● **Required task**
Give only the number of lines in the data that include the string "Sematikus".

● **Listing**
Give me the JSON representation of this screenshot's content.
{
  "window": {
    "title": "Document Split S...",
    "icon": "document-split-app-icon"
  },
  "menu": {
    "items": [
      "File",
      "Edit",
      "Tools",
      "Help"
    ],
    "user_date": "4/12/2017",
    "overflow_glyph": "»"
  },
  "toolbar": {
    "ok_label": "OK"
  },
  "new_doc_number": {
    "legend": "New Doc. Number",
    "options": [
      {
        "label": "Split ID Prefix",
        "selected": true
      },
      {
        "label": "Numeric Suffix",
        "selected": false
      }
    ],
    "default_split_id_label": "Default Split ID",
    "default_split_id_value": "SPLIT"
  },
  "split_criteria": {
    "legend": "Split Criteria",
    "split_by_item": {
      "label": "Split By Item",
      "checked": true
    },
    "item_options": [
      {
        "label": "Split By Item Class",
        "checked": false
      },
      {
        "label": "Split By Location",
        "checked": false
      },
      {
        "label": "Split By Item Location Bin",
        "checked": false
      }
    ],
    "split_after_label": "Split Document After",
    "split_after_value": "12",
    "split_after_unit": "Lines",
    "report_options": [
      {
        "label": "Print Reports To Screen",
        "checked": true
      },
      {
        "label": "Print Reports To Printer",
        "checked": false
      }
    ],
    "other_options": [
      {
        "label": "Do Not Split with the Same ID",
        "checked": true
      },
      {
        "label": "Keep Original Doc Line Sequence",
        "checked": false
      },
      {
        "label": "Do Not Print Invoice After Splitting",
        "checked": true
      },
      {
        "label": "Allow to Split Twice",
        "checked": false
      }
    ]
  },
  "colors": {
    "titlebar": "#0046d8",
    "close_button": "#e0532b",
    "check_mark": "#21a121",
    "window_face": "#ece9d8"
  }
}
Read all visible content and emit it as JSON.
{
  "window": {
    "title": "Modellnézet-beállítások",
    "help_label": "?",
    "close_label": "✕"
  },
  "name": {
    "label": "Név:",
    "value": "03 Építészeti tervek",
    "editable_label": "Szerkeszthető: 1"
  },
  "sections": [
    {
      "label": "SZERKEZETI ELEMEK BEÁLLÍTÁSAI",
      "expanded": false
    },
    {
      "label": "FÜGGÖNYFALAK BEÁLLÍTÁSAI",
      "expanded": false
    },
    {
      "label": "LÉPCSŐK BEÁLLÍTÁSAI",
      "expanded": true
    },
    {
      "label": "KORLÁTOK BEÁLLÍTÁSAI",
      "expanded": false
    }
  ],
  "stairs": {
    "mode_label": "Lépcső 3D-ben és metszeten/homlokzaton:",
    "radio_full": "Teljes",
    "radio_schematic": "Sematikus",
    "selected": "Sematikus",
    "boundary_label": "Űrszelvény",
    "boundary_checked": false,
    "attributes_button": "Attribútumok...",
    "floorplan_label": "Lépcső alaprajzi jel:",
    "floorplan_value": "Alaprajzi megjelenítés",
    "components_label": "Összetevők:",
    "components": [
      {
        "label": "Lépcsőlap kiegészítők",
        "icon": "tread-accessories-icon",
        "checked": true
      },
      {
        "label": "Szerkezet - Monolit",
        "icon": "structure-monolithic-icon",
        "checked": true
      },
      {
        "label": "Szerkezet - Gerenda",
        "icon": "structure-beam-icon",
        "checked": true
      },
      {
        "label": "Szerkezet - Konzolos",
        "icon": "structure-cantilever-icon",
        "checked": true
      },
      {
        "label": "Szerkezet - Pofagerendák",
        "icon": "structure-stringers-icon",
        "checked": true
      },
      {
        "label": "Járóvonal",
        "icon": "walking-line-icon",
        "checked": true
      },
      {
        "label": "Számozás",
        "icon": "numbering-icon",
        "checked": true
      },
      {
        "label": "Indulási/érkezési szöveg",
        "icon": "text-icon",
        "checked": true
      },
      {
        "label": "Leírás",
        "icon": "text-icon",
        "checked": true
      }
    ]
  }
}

● **Task answer**
2